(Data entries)
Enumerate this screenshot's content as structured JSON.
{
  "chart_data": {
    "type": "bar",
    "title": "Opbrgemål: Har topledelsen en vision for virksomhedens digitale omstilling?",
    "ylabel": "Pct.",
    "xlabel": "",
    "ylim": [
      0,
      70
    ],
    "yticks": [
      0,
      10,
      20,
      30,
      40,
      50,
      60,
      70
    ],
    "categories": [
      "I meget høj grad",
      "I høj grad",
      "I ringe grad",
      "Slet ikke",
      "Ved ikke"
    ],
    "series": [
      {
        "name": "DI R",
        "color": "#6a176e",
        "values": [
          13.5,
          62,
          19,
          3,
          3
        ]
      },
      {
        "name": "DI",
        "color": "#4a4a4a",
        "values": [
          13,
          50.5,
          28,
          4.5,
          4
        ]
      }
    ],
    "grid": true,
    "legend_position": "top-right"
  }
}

PROBLEM:
Please reproduce all of the entries exactly as they stand.

EXERCISE SOLUTION:
Enumerate this screenshot's content as structured JSON.
{
  "chart_data": {
    "type": "bar",
    "title": "Opbrgemål: Har topledelsen en vision for virksomhedens digitale omstilling?",
    "ylabel": "Pct.",
    "xlabel": "",
    "ylim": [
      0,
      70
    ],
    "yticks": [
      0,
      10,
      20,
      30,
      40,
      50,
      60,
      70
    ],
    "categories": [
      "I meget høj grad",
      "I høj grad",
      "I ringe grad",
      "Slet ikke",
      "Ved ikke"
    ],
    "series": [
      {
        "name": "DI R",
        "color": "#6a176e",
        "values": [
          13.5,
          62,
          19,
          3,
          3
        ]
      },
      {
        "name": "DI",
        "color": "#4a4a4a",
        "values": [
          13,
          50.5,
          28,
          4.5,
          4
        ]
      }
    ],
    "grid": true,
    "legend_position": "top-right"
  }
}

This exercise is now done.